■ EXERCISE AIM:
Copy all of the material word for word, except for the pictures.

□ □ □ □ □

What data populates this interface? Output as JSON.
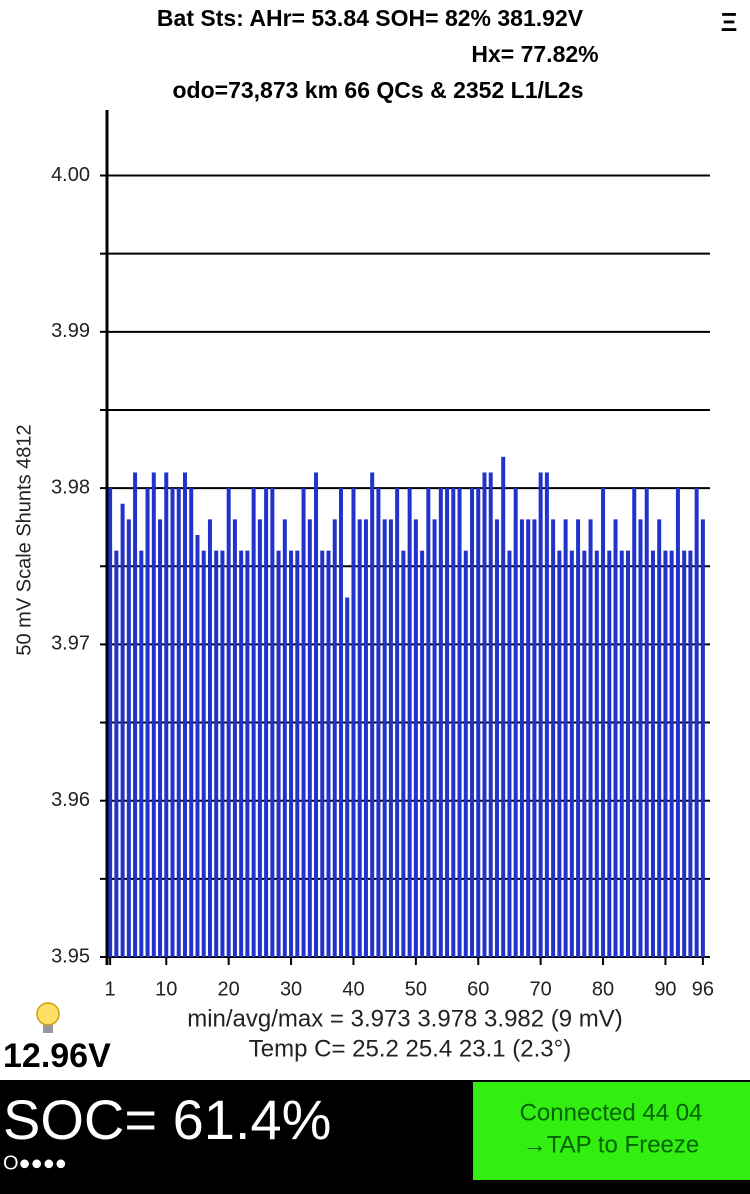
{
  "header": {
    "line1": "Bat Sts: AHr= 53.84 SOH= 82% 381.92V",
    "line2": "Hx= 77.82%",
    "line3": "odo=73,873 km 66 QCs & 2352 L1/L2s",
    "menu": "Ξ"
  },
  "chart_data": {
    "type": "bar",
    "ylabel": "50 mV Scale  Shunts 4812",
    "color": "#2233cc",
    "x": [
      1,
      2,
      3,
      4,
      5,
      6,
      7,
      8,
      9,
      10,
      11,
      12,
      13,
      14,
      15,
      16,
      17,
      18,
      19,
      20,
      21,
      22,
      23,
      24,
      25,
      26,
      27,
      28,
      29,
      30,
      31,
      32,
      33,
      34,
      35,
      36,
      37,
      38,
      39,
      40,
      41,
      42,
      43,
      44,
      45,
      46,
      47,
      48,
      49,
      50,
      51,
      52,
      53,
      54,
      55,
      56,
      57,
      58,
      59,
      60,
      61,
      62,
      63,
      64,
      65,
      66,
      67,
      68,
      69,
      70,
      71,
      72,
      73,
      74,
      75,
      76,
      77,
      78,
      79,
      80,
      81,
      82,
      83,
      84,
      85,
      86,
      87,
      88,
      89,
      90,
      91,
      92,
      93,
      94,
      95,
      96
    ],
    "values": [
      3.98,
      3.976,
      3.979,
      3.978,
      3.981,
      3.976,
      3.98,
      3.981,
      3.978,
      3.981,
      3.98,
      3.98,
      3.981,
      3.98,
      3.977,
      3.976,
      3.978,
      3.976,
      3.976,
      3.98,
      3.978,
      3.976,
      3.976,
      3.98,
      3.978,
      3.98,
      3.98,
      3.976,
      3.978,
      3.976,
      3.976,
      3.98,
      3.978,
      3.981,
      3.976,
      3.976,
      3.978,
      3.98,
      3.973,
      3.98,
      3.978,
      3.978,
      3.981,
      3.98,
      3.978,
      3.978,
      3.98,
      3.976,
      3.98,
      3.978,
      3.976,
      3.98,
      3.978,
      3.98,
      3.98,
      3.98,
      3.98,
      3.976,
      3.98,
      3.98,
      3.981,
      3.981,
      3.978,
      3.982,
      3.976,
      3.98,
      3.978,
      3.978,
      3.978,
      3.981,
      3.981,
      3.978,
      3.976,
      3.978,
      3.976,
      3.978,
      3.976,
      3.978,
      3.976,
      3.98,
      3.976,
      3.978,
      3.976,
      3.976,
      3.98,
      3.978,
      3.98,
      3.976,
      3.978,
      3.976,
      3.976,
      3.98,
      3.976,
      3.976,
      3.98,
      3.978
    ],
    "xlim": [
      0.5,
      96.5
    ],
    "xticks": [
      1,
      10,
      20,
      30,
      40,
      50,
      60,
      70,
      80,
      90,
      96
    ],
    "ylim": [
      3.95,
      4.004
    ],
    "yticks": [
      3.95,
      3.96,
      3.97,
      3.98,
      3.99,
      {
        "value": 4.0,
        "label": "4.00"
      }
    ],
    "minor_yticks": [
      3.955,
      3.965,
      3.975,
      3.985,
      3.995
    ],
    "grid": true
  },
  "stats": {
    "minavgmax": "min/avg/max = 3.973 3.978 3.982  (9 mV)",
    "temp": "Temp C= 25.2  25.4  23.1  (2.3°)",
    "voltage": "12.96V"
  },
  "status": {
    "soc": "SOC= 61.4%",
    "dots": "O●●●●",
    "connected": "Connected 44 04",
    "tap": "→TAP to Freeze"
  }
}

□ □ □ □ □

■ TASK OUTPUT:
What data populates this interface? Output as JSON.
{
  "header": {
    "line1": "Bat Sts: AHr= 53.84 SOH= 82% 381.92V",
    "line2": "Hx= 77.82%",
    "line3": "odo=73,873 km 66 QCs & 2352 L1/L2s",
    "menu": "Ξ"
  },
  "chart_data": {
    "type": "bar",
    "ylabel": "50 mV Scale  Shunts 4812",
    "color": "#2233cc",
    "x": [
      1,
      2,
      3,
      4,
      5,
      6,
      7,
      8,
      9,
      10,
      11,
      12,
      13,
      14,
      15,
      16,
      17,
      18,
      19,
      20,
      21,
      22,
      23,
      24,
      25,
      26,
      27,
      28,
      29,
      30,
      31,
      32,
      33,
      34,
      35,
      36,
      37,
      38,
      39,
      40,
      41,
      42,
      43,
      44,
      45,
      46,
      47,
      48,
      49,
      50,
      51,
      52,
      53,
      54,
      55,
      56,
      57,
      58,
      59,
      60,
      61,
      62,
      63,
      64,
      65,
      66,
      67,
      68,
      69,
      70,
      71,
      72,
      73,
      74,
      75,
      76,
      77,
      78,
      79,
      80,
      81,
      82,
      83,
      84,
      85,
      86,
      87,
      88,
      89,
      90,
      91,
      92,
      93,
      94,
      95,
      96
    ],
    "values": [
      3.98,
      3.976,
      3.979,
      3.978,
      3.981,
      3.976,
      3.98,
      3.981,
      3.978,
      3.981,
      3.98,
      3.98,
      3.981,
      3.98,
      3.977,
      3.976,
      3.978,
      3.976,
      3.976,
      3.98,
      3.978,
      3.976,
      3.976,
      3.98,
      3.978,
      3.98,
      3.98,
      3.976,
      3.978,
      3.976,
      3.976,
      3.98,
      3.978,
      3.981,
      3.976,
      3.976,
      3.978,
      3.98,
      3.973,
      3.98,
      3.978,
      3.978,
      3.981,
      3.98,
      3.978,
      3.978,
      3.98,
      3.976,
      3.98,
      3.978,
      3.976,
      3.98,
      3.978,
      3.98,
      3.98,
      3.98,
      3.98,
      3.976,
      3.98,
      3.98,
      3.981,
      3.981,
      3.978,
      3.982,
      3.976,
      3.98,
      3.978,
      3.978,
      3.978,
      3.981,
      3.981,
      3.978,
      3.976,
      3.978,
      3.976,
      3.978,
      3.976,
      3.978,
      3.976,
      3.98,
      3.976,
      3.978,
      3.976,
      3.976,
      3.98,
      3.978,
      3.98,
      3.976,
      3.978,
      3.976,
      3.976,
      3.98,
      3.976,
      3.976,
      3.98,
      3.978
    ],
    "xlim": [
      0.5,
      96.5
    ],
    "xticks": [
      1,
      10,
      20,
      30,
      40,
      50,
      60,
      70,
      80,
      90,
      96
    ],
    "ylim": [
      3.95,
      4.004
    ],
    "yticks": [
      3.95,
      3.96,
      3.97,
      3.98,
      3.99,
      {
        "value": 4.0,
        "label": "4.00"
      }
    ],
    "minor_yticks": [
      3.955,
      3.965,
      3.975,
      3.985,
      3.995
    ],
    "grid": true
  },
  "stats": {
    "minavgmax": "min/avg/max = 3.973 3.978 3.982  (9 mV)",
    "temp": "Temp C= 25.2  25.4  23.1  (2.3°)",
    "voltage": "12.96V"
  },
  "status": {
    "soc": "SOC= 61.4%",
    "dots": "O●●●●",
    "connected": "Connected 44 04",
    "tap": "→TAP to Freeze"
  }
}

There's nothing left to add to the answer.